Items from a figure collection
========================

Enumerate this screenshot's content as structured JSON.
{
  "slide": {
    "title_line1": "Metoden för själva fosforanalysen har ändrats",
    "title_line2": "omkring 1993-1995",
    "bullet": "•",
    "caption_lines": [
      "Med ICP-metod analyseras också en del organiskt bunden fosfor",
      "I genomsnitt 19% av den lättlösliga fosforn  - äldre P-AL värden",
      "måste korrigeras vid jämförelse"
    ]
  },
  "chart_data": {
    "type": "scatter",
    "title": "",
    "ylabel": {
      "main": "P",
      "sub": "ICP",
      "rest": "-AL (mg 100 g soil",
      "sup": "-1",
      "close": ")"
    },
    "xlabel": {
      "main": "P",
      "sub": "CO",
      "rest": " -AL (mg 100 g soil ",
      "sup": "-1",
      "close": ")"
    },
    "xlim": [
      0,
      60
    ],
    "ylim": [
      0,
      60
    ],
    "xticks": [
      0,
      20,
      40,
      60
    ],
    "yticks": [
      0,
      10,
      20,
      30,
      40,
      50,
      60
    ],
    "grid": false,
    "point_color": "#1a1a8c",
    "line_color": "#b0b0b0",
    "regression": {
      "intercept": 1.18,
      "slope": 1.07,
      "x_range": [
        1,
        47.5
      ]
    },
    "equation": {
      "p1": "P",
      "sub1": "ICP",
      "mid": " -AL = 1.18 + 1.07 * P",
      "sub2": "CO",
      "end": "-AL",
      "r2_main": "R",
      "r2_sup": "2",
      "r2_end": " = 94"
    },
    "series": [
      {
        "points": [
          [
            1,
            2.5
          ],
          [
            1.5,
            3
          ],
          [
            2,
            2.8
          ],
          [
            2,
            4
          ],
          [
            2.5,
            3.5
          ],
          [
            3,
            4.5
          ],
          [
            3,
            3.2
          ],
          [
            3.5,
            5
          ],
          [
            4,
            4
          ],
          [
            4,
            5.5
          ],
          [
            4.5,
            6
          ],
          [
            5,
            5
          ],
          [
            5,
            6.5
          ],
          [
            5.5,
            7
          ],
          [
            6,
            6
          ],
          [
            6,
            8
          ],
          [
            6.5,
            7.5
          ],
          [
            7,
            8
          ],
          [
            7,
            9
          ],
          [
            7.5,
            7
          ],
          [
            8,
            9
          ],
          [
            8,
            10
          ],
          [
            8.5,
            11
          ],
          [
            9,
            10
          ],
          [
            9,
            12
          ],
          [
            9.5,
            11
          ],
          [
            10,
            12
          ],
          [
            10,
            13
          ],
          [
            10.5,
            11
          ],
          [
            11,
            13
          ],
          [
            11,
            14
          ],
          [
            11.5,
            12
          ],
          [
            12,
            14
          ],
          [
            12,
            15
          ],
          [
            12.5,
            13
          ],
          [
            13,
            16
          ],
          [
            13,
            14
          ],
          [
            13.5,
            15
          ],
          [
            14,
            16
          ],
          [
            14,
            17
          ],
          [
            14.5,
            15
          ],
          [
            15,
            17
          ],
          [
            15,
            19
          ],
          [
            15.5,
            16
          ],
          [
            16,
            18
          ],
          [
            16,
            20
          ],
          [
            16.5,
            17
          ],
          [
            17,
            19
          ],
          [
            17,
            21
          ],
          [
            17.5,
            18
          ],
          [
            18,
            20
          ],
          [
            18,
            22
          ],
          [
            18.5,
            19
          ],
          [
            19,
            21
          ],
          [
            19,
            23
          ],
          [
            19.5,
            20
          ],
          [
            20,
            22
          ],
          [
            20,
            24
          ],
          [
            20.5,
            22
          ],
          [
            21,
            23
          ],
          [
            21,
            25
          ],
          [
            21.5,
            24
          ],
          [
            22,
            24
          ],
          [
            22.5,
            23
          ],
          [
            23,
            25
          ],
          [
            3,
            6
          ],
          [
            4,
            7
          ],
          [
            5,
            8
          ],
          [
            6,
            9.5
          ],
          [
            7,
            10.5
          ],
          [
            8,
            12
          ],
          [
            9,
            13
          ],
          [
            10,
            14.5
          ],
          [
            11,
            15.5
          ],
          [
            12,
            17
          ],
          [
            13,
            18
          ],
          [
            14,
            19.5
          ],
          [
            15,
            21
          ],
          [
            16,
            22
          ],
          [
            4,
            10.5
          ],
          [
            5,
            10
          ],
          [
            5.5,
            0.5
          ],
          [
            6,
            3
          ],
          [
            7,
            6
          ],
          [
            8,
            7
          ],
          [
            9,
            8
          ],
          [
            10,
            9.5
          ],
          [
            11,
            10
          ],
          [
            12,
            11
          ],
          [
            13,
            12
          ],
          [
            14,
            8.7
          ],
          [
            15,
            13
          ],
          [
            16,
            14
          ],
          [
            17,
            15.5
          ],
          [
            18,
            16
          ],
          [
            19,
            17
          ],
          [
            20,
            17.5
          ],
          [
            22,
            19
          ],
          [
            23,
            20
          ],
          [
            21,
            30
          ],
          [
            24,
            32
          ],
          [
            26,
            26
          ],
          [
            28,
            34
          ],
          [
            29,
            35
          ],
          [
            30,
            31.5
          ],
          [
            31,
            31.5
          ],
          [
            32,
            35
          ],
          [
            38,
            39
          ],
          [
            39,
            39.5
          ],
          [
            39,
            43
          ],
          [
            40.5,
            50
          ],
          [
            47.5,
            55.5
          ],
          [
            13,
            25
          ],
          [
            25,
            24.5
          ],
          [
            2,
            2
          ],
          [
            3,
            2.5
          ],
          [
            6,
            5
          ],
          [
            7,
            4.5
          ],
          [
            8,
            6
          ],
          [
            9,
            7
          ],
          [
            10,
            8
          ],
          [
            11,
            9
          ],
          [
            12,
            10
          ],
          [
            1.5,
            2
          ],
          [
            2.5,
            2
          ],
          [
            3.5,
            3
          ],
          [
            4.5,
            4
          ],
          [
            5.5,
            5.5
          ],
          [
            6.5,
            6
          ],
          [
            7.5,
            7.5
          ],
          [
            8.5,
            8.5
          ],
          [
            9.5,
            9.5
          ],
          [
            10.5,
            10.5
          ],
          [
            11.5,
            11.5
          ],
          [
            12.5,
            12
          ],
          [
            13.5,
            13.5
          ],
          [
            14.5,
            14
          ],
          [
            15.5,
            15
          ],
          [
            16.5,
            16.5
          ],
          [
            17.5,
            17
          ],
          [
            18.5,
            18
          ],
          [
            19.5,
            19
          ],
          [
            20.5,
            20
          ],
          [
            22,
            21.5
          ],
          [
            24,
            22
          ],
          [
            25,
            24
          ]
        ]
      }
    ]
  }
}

========================

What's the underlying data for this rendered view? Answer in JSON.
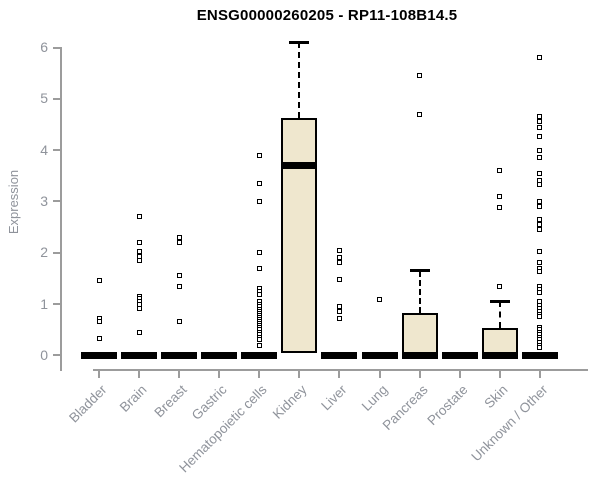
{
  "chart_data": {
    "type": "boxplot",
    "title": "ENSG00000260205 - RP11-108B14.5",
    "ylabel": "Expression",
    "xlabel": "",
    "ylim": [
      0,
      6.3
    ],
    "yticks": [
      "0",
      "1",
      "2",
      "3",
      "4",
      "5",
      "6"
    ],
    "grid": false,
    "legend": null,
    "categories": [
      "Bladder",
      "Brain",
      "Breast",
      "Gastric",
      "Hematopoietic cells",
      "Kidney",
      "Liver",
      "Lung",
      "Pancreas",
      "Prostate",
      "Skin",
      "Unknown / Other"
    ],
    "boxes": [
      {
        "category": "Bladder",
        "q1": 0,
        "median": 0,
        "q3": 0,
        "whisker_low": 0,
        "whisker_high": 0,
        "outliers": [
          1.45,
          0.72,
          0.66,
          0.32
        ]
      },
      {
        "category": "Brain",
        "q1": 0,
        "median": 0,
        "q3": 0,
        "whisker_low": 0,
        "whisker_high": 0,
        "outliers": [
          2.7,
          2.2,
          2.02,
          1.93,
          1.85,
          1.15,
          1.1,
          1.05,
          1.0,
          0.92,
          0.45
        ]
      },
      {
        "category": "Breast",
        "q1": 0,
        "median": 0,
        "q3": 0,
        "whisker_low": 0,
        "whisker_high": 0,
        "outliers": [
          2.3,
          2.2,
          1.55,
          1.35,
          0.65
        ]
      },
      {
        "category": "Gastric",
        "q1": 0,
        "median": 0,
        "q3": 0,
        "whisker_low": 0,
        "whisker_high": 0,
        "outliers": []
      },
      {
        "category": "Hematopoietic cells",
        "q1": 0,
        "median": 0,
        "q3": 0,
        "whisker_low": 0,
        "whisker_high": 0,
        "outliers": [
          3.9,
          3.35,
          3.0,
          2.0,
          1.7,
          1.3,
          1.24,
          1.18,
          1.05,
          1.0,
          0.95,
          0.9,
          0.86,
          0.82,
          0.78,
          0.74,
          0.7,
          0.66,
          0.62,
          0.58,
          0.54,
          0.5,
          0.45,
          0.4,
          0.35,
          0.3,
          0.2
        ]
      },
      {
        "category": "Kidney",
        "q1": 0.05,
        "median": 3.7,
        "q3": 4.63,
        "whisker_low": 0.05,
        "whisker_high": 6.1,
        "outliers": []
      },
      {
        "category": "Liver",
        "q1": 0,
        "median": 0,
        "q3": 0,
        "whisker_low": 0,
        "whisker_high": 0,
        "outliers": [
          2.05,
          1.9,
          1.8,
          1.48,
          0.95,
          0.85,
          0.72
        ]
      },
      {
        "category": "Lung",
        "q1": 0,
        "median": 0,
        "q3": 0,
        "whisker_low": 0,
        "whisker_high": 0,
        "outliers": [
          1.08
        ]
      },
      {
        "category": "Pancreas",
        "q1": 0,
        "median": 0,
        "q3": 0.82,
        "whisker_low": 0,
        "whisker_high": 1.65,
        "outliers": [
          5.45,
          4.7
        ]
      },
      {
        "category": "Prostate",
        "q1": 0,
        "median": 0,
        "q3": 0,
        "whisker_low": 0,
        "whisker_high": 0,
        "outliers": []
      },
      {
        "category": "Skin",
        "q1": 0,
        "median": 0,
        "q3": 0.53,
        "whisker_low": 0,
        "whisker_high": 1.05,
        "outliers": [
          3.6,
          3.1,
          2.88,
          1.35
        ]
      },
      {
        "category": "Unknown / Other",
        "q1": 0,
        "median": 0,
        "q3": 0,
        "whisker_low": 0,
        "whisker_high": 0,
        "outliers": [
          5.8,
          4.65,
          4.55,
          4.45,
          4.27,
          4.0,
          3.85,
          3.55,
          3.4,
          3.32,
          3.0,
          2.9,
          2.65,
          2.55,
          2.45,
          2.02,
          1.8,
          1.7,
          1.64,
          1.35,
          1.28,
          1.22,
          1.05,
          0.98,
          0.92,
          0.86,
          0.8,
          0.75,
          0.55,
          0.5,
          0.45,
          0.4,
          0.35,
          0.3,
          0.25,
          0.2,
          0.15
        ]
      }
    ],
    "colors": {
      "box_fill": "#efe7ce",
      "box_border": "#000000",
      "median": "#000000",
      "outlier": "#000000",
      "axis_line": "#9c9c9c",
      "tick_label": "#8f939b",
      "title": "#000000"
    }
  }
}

========================

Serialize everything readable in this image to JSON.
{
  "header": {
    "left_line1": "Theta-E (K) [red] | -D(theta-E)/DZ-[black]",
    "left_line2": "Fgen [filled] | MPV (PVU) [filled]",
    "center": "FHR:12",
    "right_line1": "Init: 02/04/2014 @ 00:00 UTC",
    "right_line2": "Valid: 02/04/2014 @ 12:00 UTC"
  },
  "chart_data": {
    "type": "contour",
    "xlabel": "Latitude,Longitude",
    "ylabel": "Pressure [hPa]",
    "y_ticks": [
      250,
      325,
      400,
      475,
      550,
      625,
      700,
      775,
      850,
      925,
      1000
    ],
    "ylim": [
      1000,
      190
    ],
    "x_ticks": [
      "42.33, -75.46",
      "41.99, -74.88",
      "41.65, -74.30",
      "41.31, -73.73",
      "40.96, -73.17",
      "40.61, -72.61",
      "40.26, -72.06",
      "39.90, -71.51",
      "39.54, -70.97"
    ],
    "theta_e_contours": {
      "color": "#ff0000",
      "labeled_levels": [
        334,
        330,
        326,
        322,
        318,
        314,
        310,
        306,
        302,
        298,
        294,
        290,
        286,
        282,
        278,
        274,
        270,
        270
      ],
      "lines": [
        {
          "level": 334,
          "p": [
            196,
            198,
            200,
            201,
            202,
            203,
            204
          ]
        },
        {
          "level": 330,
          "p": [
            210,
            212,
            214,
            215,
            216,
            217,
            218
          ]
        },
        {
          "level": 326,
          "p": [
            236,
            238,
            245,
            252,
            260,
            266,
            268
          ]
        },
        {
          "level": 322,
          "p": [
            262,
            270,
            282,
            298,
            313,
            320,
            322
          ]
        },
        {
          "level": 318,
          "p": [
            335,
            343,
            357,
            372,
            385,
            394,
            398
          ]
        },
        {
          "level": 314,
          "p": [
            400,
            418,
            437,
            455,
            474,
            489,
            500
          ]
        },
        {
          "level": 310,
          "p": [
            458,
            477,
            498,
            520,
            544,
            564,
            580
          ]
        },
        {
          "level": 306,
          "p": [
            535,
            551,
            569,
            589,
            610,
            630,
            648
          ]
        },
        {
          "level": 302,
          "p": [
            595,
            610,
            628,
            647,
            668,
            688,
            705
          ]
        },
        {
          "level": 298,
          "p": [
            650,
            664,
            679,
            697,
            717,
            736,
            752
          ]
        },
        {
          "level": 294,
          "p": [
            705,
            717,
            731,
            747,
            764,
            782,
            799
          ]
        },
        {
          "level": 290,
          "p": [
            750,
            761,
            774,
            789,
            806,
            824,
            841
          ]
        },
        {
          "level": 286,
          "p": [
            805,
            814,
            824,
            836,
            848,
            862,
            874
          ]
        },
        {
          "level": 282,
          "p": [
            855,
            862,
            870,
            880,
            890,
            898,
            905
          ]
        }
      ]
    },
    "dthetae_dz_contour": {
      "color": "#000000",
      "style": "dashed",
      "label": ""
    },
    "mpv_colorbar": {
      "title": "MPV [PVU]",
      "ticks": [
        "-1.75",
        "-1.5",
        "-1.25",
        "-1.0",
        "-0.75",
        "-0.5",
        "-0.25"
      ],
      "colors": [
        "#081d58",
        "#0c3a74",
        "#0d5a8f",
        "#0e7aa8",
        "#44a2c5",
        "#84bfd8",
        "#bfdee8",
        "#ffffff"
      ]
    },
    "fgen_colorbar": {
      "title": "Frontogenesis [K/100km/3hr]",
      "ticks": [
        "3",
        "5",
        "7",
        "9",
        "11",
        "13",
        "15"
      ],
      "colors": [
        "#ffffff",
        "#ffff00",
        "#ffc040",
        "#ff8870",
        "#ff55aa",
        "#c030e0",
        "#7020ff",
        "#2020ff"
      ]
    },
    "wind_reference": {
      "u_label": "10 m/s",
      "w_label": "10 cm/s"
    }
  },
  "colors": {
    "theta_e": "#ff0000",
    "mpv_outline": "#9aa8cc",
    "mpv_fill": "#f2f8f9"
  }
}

========================

**What is being asked:** Sift the data above for lines with "rest", then copy each one.

**Result:**
      "rest": "-AL (mg 100 g soil",
      "rest": " -AL (mg 100 g soil ",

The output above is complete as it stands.